Aim
Only lines holding the word "boregrind" should be copied from the material.

********

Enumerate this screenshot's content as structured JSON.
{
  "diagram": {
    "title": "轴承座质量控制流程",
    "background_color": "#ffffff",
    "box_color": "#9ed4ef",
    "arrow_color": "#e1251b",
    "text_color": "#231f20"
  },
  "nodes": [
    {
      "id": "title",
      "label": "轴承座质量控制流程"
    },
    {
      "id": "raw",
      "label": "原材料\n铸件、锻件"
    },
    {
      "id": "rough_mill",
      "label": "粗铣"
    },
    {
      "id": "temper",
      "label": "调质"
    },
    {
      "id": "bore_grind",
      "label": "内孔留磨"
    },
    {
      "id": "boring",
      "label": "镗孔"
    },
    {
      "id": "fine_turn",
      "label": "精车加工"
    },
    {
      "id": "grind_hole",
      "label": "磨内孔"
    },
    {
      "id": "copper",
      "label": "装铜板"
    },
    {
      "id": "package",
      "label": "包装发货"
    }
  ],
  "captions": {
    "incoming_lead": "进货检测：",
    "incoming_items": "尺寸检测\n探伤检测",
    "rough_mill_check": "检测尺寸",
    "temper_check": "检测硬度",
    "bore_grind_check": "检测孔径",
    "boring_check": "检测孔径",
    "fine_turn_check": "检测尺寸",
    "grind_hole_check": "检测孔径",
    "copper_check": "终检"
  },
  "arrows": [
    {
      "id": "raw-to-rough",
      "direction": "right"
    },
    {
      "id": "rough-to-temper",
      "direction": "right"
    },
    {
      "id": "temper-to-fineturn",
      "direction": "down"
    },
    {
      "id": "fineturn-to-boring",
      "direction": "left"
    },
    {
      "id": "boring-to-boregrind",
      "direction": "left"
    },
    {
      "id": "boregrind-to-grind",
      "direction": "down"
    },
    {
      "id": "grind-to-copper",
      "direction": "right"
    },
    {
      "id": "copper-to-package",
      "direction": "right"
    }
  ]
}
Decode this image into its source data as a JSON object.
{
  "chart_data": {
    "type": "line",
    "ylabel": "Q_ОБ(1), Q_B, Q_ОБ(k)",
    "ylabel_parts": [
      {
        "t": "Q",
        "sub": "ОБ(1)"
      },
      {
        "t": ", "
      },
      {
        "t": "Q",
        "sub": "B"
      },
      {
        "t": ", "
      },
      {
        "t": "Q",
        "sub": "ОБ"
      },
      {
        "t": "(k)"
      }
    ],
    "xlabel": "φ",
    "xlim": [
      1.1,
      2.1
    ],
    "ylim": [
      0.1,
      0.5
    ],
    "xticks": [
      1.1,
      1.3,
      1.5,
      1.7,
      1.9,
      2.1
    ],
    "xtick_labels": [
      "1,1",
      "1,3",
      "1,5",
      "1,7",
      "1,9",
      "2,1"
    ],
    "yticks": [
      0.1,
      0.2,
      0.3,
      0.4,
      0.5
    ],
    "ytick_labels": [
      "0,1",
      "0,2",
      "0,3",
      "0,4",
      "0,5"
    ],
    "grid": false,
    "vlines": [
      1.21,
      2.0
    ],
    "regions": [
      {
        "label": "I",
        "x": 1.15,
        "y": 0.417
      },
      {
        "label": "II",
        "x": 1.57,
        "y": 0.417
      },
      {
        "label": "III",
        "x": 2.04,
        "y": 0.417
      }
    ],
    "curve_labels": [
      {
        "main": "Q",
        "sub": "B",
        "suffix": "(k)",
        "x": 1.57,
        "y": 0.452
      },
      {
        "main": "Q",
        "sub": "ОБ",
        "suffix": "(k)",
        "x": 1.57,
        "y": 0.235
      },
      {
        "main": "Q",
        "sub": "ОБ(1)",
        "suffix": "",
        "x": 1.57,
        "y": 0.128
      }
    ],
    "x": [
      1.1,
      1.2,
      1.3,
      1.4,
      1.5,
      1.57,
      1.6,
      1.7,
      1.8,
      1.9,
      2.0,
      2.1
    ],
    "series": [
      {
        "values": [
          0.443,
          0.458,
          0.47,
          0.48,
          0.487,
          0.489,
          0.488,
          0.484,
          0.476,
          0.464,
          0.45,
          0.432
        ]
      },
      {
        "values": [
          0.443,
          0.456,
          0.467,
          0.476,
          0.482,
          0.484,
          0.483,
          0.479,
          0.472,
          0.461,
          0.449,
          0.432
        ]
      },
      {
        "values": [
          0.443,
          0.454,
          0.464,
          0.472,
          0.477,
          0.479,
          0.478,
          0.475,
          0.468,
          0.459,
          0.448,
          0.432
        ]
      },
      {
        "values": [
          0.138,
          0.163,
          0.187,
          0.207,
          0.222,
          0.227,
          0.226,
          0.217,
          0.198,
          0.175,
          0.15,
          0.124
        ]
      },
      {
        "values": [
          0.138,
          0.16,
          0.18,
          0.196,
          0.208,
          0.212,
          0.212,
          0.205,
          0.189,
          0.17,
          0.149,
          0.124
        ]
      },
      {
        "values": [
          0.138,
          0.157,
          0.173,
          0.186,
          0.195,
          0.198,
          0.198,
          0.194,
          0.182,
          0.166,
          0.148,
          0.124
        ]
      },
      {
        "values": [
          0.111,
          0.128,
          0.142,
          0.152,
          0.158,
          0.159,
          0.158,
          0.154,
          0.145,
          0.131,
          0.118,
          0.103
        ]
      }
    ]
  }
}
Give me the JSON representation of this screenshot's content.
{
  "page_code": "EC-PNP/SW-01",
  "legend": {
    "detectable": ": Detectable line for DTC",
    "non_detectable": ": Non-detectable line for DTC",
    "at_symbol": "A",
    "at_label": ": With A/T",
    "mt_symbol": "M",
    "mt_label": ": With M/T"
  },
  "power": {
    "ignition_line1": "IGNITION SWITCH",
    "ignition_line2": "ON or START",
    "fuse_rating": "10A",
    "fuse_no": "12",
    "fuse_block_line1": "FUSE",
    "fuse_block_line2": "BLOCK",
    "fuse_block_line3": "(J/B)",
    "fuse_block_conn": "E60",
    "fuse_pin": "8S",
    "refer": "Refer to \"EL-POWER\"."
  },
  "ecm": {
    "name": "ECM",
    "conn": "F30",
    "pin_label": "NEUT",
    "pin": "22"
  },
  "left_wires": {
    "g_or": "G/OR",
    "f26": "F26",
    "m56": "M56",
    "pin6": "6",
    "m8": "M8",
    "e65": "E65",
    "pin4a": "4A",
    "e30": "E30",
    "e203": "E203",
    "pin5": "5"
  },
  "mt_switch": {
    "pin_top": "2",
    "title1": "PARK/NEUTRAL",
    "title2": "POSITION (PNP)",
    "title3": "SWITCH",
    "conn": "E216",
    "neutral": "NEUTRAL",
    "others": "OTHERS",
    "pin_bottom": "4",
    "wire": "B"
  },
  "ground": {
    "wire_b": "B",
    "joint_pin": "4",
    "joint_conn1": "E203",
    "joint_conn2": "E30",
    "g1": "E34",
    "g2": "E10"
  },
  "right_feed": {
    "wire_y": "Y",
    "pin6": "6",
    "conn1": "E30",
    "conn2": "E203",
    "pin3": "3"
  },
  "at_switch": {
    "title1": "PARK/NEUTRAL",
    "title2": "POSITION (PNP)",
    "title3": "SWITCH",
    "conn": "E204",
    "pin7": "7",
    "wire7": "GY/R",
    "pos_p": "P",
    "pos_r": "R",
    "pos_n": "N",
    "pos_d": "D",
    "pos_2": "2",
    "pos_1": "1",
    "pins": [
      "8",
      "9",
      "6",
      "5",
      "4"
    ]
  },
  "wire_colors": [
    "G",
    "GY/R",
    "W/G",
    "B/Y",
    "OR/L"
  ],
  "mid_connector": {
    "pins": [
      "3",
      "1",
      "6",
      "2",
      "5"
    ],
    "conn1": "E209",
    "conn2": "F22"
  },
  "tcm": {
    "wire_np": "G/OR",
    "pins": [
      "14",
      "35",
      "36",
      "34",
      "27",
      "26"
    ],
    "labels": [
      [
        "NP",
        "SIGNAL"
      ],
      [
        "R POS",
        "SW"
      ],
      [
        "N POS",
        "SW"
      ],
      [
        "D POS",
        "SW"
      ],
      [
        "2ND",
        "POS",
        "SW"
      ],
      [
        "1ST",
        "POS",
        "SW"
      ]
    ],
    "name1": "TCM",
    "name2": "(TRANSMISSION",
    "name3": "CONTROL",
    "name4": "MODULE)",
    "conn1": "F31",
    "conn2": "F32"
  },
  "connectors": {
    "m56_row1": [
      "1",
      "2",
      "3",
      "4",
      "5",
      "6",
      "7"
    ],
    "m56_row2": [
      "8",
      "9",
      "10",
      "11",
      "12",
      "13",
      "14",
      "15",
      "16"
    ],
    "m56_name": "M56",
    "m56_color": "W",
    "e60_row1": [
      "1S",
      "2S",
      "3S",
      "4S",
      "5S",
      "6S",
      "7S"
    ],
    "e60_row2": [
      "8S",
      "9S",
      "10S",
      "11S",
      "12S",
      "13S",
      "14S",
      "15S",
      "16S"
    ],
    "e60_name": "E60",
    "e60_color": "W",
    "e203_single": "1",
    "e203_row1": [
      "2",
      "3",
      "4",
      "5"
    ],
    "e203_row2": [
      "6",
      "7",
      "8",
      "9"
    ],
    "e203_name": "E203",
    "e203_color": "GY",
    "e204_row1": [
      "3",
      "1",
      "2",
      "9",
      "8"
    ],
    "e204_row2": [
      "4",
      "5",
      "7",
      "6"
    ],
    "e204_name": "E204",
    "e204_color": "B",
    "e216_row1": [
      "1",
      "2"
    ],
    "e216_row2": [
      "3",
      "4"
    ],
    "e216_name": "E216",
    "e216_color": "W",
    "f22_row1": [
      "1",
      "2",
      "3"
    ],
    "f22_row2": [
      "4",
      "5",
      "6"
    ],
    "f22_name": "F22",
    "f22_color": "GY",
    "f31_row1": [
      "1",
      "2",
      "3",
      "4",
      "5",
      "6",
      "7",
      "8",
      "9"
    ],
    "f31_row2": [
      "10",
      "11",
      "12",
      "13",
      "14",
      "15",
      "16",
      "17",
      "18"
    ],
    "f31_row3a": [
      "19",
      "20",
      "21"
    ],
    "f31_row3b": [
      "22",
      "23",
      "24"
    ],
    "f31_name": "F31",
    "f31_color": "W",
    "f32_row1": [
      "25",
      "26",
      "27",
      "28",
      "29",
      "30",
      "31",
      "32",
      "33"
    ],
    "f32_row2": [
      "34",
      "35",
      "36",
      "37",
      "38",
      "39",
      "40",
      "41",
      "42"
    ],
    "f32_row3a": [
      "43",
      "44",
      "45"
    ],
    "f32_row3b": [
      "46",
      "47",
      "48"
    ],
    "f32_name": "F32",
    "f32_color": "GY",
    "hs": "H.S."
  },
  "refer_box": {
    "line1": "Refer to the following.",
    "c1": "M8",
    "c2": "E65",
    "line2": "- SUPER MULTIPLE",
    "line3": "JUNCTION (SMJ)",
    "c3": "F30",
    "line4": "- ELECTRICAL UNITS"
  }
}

********

Answer in full
      "id": "boring-to-boregrind",
      "id": "boregrind-to-grind",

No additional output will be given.